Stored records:
==============================

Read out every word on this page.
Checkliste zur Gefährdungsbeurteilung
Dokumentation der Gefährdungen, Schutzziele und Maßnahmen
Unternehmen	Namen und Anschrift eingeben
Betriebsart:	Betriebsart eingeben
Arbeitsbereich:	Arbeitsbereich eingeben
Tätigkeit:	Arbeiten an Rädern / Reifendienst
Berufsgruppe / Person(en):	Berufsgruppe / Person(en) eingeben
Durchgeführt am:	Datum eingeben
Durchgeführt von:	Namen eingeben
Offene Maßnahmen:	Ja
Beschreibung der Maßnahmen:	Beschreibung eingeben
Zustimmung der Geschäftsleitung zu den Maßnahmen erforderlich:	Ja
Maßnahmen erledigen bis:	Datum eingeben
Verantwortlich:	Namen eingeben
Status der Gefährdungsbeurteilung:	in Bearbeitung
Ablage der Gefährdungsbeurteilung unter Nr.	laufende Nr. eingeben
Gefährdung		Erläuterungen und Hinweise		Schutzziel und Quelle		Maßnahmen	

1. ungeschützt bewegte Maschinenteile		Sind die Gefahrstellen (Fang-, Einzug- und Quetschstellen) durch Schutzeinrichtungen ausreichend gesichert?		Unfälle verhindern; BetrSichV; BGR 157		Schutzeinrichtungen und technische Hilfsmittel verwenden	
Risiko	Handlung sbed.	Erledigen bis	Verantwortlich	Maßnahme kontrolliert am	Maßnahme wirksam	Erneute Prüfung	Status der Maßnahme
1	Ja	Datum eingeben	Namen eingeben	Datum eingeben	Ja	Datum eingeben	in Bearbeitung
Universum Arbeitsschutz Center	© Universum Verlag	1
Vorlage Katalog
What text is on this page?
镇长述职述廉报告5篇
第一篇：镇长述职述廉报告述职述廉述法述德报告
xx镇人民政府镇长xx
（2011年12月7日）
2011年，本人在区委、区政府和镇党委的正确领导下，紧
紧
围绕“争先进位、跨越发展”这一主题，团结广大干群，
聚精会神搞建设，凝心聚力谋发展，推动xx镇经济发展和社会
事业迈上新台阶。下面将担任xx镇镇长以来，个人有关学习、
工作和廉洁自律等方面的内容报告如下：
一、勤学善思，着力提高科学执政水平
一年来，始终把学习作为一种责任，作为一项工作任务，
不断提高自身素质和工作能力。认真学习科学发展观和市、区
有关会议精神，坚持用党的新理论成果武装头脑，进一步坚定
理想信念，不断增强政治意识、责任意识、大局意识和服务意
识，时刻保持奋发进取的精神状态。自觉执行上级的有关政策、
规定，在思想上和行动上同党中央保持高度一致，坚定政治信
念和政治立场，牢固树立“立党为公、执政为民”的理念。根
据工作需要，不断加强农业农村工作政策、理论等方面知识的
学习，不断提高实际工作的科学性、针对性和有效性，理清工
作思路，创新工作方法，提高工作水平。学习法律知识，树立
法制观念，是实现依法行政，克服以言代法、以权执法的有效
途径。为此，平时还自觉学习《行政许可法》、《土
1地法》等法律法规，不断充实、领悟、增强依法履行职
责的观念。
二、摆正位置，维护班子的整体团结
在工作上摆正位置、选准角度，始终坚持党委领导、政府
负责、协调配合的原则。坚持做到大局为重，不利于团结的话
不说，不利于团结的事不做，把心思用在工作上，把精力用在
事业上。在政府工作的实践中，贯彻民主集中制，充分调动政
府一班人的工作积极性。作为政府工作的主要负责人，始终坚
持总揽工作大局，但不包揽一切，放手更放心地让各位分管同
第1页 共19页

==============================

# WHAT YOU ARE ASKED TO DO:
Restate each record word for word.

# SOLUTION BELOW:
Read out every word on this page.
Checkliste zur Gefährdungsbeurteilung
Dokumentation der Gefährdungen, Schutzziele und Maßnahmen
Unternehmen	Namen und Anschrift eingeben
Betriebsart:	Betriebsart eingeben
Arbeitsbereich:	Arbeitsbereich eingeben
Tätigkeit:	Arbeiten an Rädern / Reifendienst
Berufsgruppe / Person(en):	Berufsgruppe / Person(en) eingeben
Durchgeführt am:	Datum eingeben
Durchgeführt von:	Namen eingeben
Offene Maßnahmen:	Ja
Beschreibung der Maßnahmen:	Beschreibung eingeben
Zustimmung der Geschäftsleitung zu den Maßnahmen erforderlich:	Ja
Maßnahmen erledigen bis:	Datum eingeben
Verantwortlich:	Namen eingeben
Status der Gefährdungsbeurteilung:	in Bearbeitung
Ablage der Gefährdungsbeurteilung unter Nr.	laufende Nr. eingeben
Gefährdung		Erläuterungen und Hinweise		Schutzziel und Quelle		Maßnahmen	

1. ungeschützt bewegte Maschinenteile		Sind die Gefahrstellen (Fang-, Einzug- und Quetschstellen) durch Schutzeinrichtungen ausreichend gesichert?		Unfälle verhindern; BetrSichV; BGR 157		Schutzeinrichtungen und technische Hilfsmittel verwenden	
Risiko	Handlung sbed.	Erledigen bis	Verantwortlich	Maßnahme kontrolliert am	Maßnahme wirksam	Erneute Prüfung	Status der Maßnahme
1	Ja	Datum eingeben	Namen eingeben	Datum eingeben	Ja	Datum eingeben	in Bearbeitung
Universum Arbeitsschutz Center	© Universum Verlag	1
Vorlage Katalog
What text is on this page?
镇长述职述廉报告5篇
第一篇：镇长述职述廉报告述职述廉述法述德报告
xx镇人民政府镇长xx
（2011年12月7日）
2011年，本人在区委、区政府和镇党委的正确领导下，紧
紧
围绕“争先进位、跨越发展”这一主题，团结广大干群，
聚精会神搞建设，凝心聚力谋发展，推动xx镇经济发展和社会
事业迈上新台阶。下面将担任xx镇镇长以来，个人有关学习、
工作和廉洁自律等方面的内容报告如下：
一、勤学善思，着力提高科学执政水平
一年来，始终把学习作为一种责任，作为一项工作任务，
不断提高自身素质和工作能力。认真学习科学发展观和市、区
有关会议精神，坚持用党的新理论成果武装头脑，进一步坚定
理想信念，不断增强政治意识、责任意识、大局意识和服务意
识，时刻保持奋发进取的精神状态。自觉执行上级的有关政策、
规定，在思想上和行动上同党中央保持高度一致，坚定政治信
念和政治立场，牢固树立“立党为公、执政为民”的理念。根
据工作需要，不断加强农业农村工作政策、理论等方面知识的
学习，不断提高实际工作的科学性、针对性和有效性，理清工
作思路，创新工作方法，提高工作水平。学习法律知识，树立
法制观念，是实现依法行政，克服以言代法、以权执法的有效
途径。为此，平时还自觉学习《行政许可法》、《土
1地法》等法律法规，不断充实、领悟、增强依法履行职
责的观念。
二、摆正位置，维护班子的整体团结
在工作上摆正位置、选准角度，始终坚持党委领导、政府
负责、协调配合的原则。坚持做到大局为重，不利于团结的话
不说，不利于团结的事不做，把心思用在工作上，把精力用在
事业上。在政府工作的实践中，贯彻民主集中制，充分调动政
府一班人的工作积极性。作为政府工作的主要负责人，始终坚
持总揽工作大局，但不包揽一切，放手更放心地让各位分管同
第1页 共19页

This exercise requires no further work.